▸ **Supplied records**
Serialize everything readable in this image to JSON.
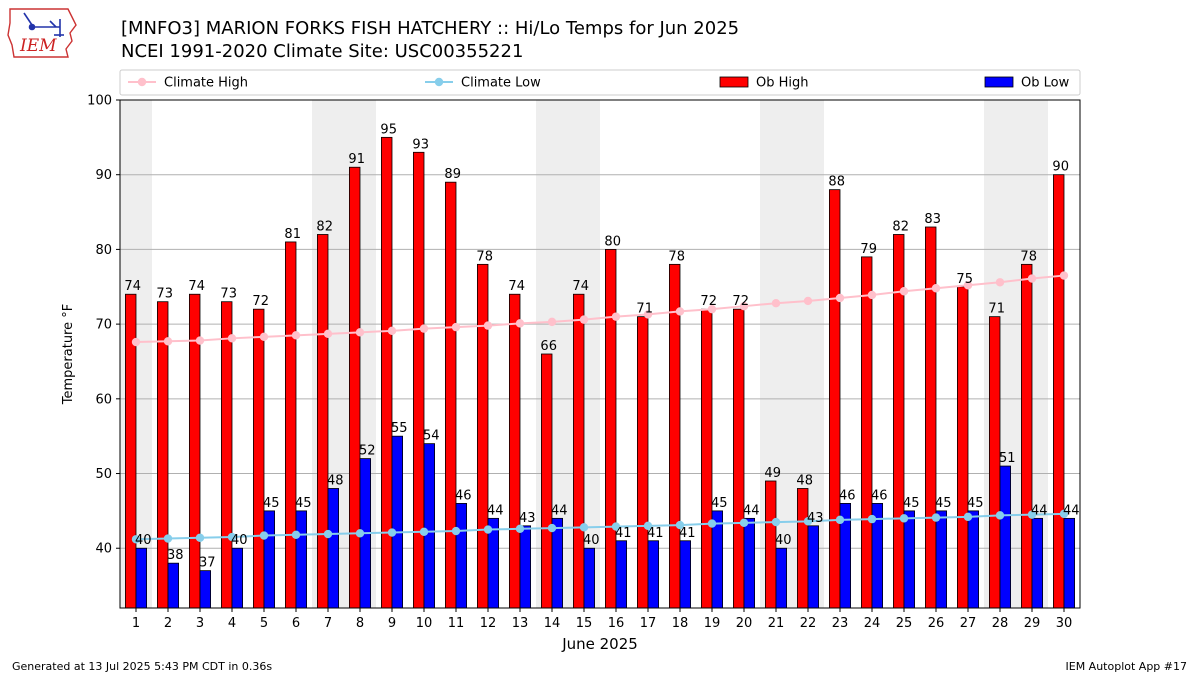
{
  "header": {
    "title_line1": "[MNFO3] MARION FORKS FISH HATCHERY :: Hi/Lo Temps for Jun 2025",
    "title_line2": "NCEI 1991-2020 Climate Site: USC00355221"
  },
  "logo": {
    "text": "IEM",
    "color": "#cc2222"
  },
  "footer": {
    "left": "Generated at 13 Jul 2025 5:43 PM CDT in 0.36s",
    "right": "IEM Autoplot App #17"
  },
  "chart_data": {
    "type": "bar",
    "xlabel": "June 2025",
    "ylabel": "Temperature °F",
    "ylim": [
      32,
      100
    ],
    "yticks": [
      40,
      50,
      60,
      70,
      80,
      90,
      100
    ],
    "grid": true,
    "legend_position": "top",
    "categories": [
      "1",
      "2",
      "3",
      "4",
      "5",
      "6",
      "7",
      "8",
      "9",
      "10",
      "11",
      "12",
      "13",
      "14",
      "15",
      "16",
      "17",
      "18",
      "19",
      "20",
      "21",
      "22",
      "23",
      "24",
      "25",
      "26",
      "27",
      "28",
      "29",
      "30"
    ],
    "weekend_shading_days": [
      1,
      7,
      8,
      14,
      15,
      21,
      22,
      28,
      29
    ],
    "shading_color": "#eeeeee",
    "series": [
      {
        "name": "Climate High",
        "kind": "line",
        "color": "#ffc0cb",
        "values": [
          67.6,
          67.7,
          67.8,
          68.1,
          68.3,
          68.5,
          68.7,
          68.9,
          69.1,
          69.4,
          69.6,
          69.8,
          70.1,
          70.3,
          70.6,
          71.0,
          71.3,
          71.7,
          72.0,
          72.4,
          72.8,
          73.1,
          73.5,
          73.9,
          74.4,
          74.8,
          75.2,
          75.6,
          76.1,
          76.5
        ]
      },
      {
        "name": "Climate Low",
        "kind": "line",
        "color": "#87ceeb",
        "values": [
          41.2,
          41.3,
          41.4,
          41.5,
          41.7,
          41.8,
          41.9,
          42.0,
          42.1,
          42.2,
          42.3,
          42.5,
          42.6,
          42.7,
          42.8,
          42.9,
          43.0,
          43.1,
          43.3,
          43.4,
          43.5,
          43.6,
          43.8,
          43.9,
          44.0,
          44.1,
          44.2,
          44.4,
          44.5,
          44.6
        ]
      },
      {
        "name": "Ob High",
        "kind": "bar",
        "color": "#ff0000",
        "values": [
          74,
          73,
          74,
          73,
          72,
          81,
          82,
          91,
          95,
          93,
          89,
          78,
          74,
          66,
          74,
          80,
          71,
          78,
          72,
          72,
          49,
          48,
          88,
          79,
          82,
          83,
          75,
          71,
          78,
          90
        ]
      },
      {
        "name": "Ob Low",
        "kind": "bar",
        "color": "#0000ff",
        "values": [
          40,
          38,
          37,
          40,
          45,
          45,
          48,
          52,
          55,
          54,
          46,
          44,
          43,
          44,
          40,
          41,
          41,
          41,
          45,
          44,
          40,
          43,
          46,
          46,
          45,
          45,
          45,
          51,
          44,
          44
        ]
      }
    ]
  }
}
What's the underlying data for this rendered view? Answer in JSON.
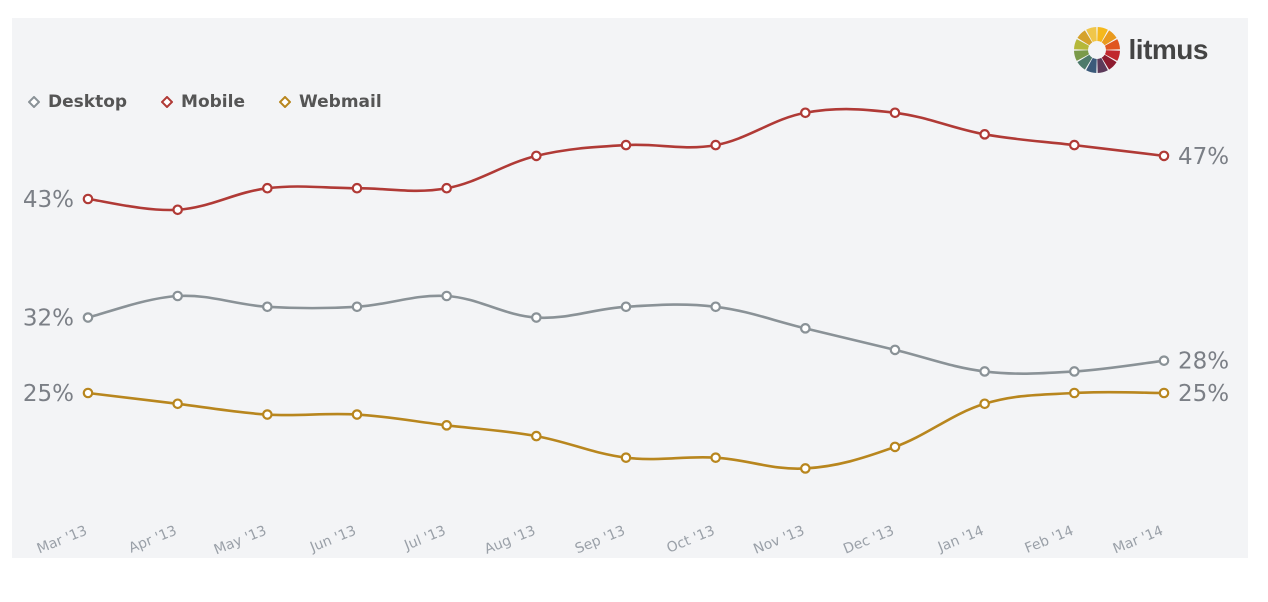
{
  "logo": {
    "text": "litmus",
    "colors": [
      "#f5b81c",
      "#e99a1e",
      "#e0561f",
      "#c1272d",
      "#8e1b2f",
      "#5c3a5a",
      "#3b5a7a",
      "#4d7a6b",
      "#7a9a4a",
      "#b5b83a",
      "#d5a22c",
      "#f0c64a"
    ]
  },
  "chart_data": {
    "type": "line",
    "title": "",
    "xlabel": "",
    "ylabel": "",
    "categories": [
      "Mar '13",
      "Apr '13",
      "May '13",
      "Jun '13",
      "Jul '13",
      "Aug '13",
      "Sep '13",
      "Oct '13",
      "Nov '13",
      "Dec '13",
      "Jan '14",
      "Feb '14",
      "Mar '14"
    ],
    "series": [
      {
        "name": "Desktop",
        "color": "#8a9297",
        "values": [
          32,
          34,
          33,
          33,
          34,
          32,
          33,
          33,
          31,
          29,
          27,
          27,
          28
        ],
        "start_label": "32%",
        "end_label": "28%"
      },
      {
        "name": "Mobile",
        "color": "#b03a36",
        "values": [
          43,
          42,
          44,
          44,
          44,
          47,
          48,
          48,
          51,
          51,
          49,
          48,
          47
        ],
        "start_label": "43%",
        "end_label": "47%"
      },
      {
        "name": "Webmail",
        "color": "#b8861e",
        "values": [
          25,
          24,
          23,
          23,
          22,
          21,
          19,
          19,
          18,
          20,
          24,
          25,
          25
        ],
        "start_label": "25%",
        "end_label": "25%"
      }
    ],
    "ylim": [
      16,
      52
    ],
    "grid": false,
    "legend": "top-left"
  }
}
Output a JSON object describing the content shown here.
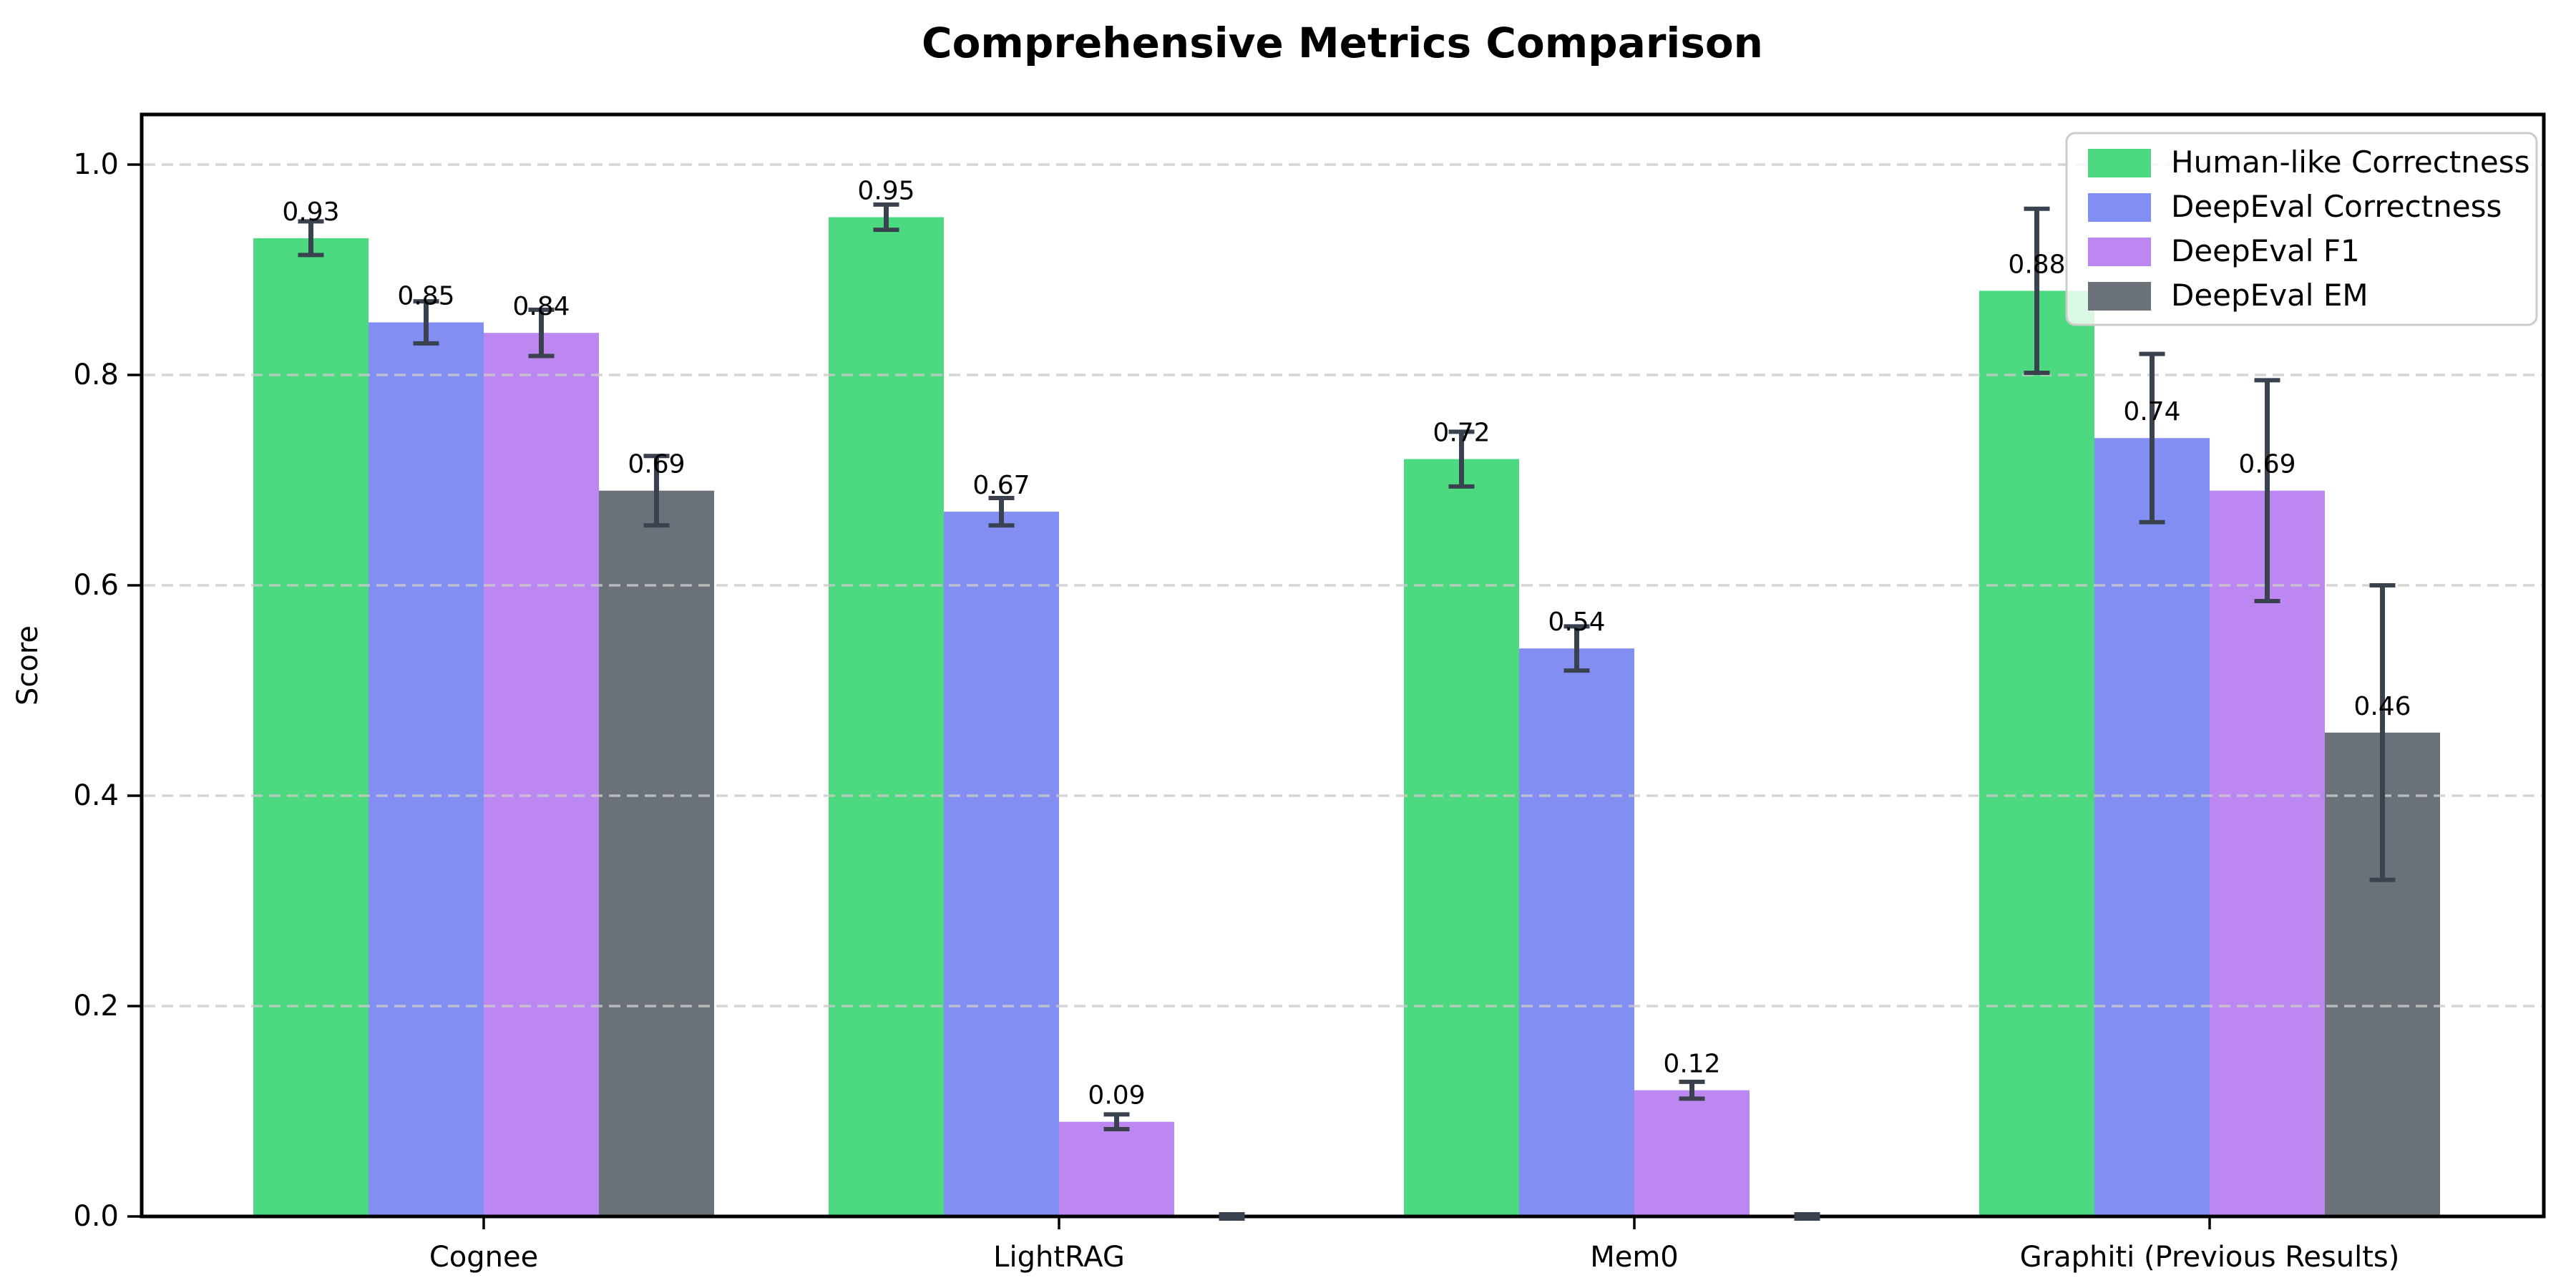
{
  "chart_data": {
    "type": "bar",
    "title": "Comprehensive Metrics Comparison",
    "xlabel": "",
    "ylabel": "Score",
    "categories": [
      "Cognee",
      "LightRAG",
      "Mem0",
      "Graphiti (Previous Results)"
    ],
    "series": [
      {
        "name": "Human-like Correctness",
        "color": "#4cd97f",
        "values": [
          0.93,
          0.95,
          0.72,
          0.88
        ],
        "errors": [
          0.016,
          0.012,
          0.026,
          0.078
        ],
        "labels": [
          "0.93",
          "0.95",
          "0.72",
          "0.88"
        ]
      },
      {
        "name": "DeepEval Correctness",
        "color": "#828ef2",
        "values": [
          0.85,
          0.67,
          0.54,
          0.74
        ],
        "errors": [
          0.02,
          0.013,
          0.021,
          0.08
        ],
        "labels": [
          "0.85",
          "0.67",
          "0.54",
          "0.74"
        ]
      },
      {
        "name": "DeepEval F1",
        "color": "#bd87f2",
        "values": [
          0.84,
          0.09,
          0.12,
          0.69
        ],
        "errors": [
          0.022,
          0.007,
          0.008,
          0.105
        ],
        "labels": [
          "0.84",
          "0.09",
          "0.12",
          "0.69"
        ]
      },
      {
        "name": "DeepEval EM",
        "color": "#6a7178",
        "values": [
          0.69,
          0.0,
          0.0,
          0.46
        ],
        "errors": [
          0.033,
          0.002,
          0.002,
          0.14
        ],
        "labels": [
          "0.69",
          "",
          "",
          "0.46"
        ]
      }
    ],
    "yticks": [
      "0.0",
      "0.2",
      "0.4",
      "0.6",
      "0.8",
      "1.0"
    ],
    "ytick_values": [
      0.0,
      0.2,
      0.4,
      0.6,
      0.8,
      1.0
    ],
    "ylim": [
      0,
      1.048
    ],
    "grid": {
      "axis": "y",
      "style": "dashed",
      "color": "#cbcbcb"
    },
    "legend": {
      "position": "upper right"
    },
    "colors": {
      "errorbar": "#3a4250",
      "frame": "#000000",
      "grid": "#cbcbcb",
      "legend_border": "#cccccc",
      "background": "#ffffff"
    }
  }
}
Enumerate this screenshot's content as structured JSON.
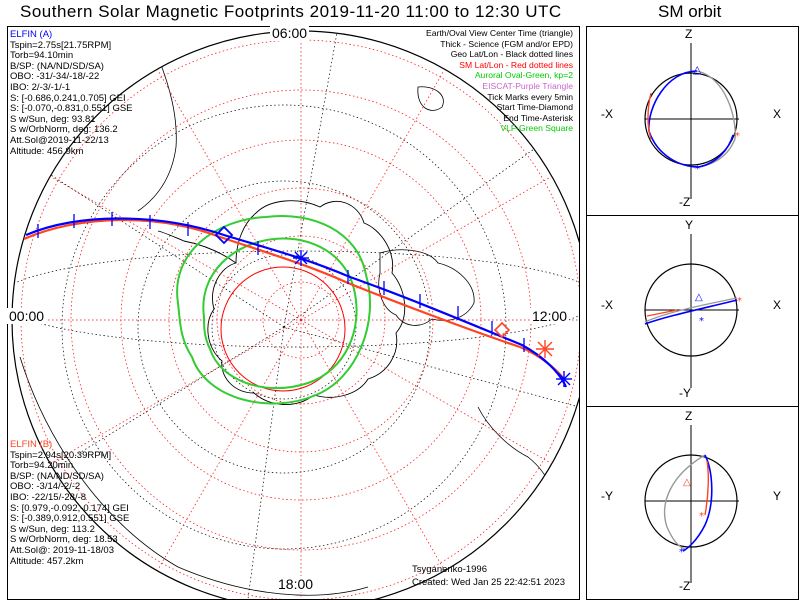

▸ **Task objective**
Pick out every line of the listing containing the word "grid", and show those lines.

▸ **Completed exercise**
    "grid": true,
    "grid": false,
    "grid": {
      "grid": "#cbcbcb",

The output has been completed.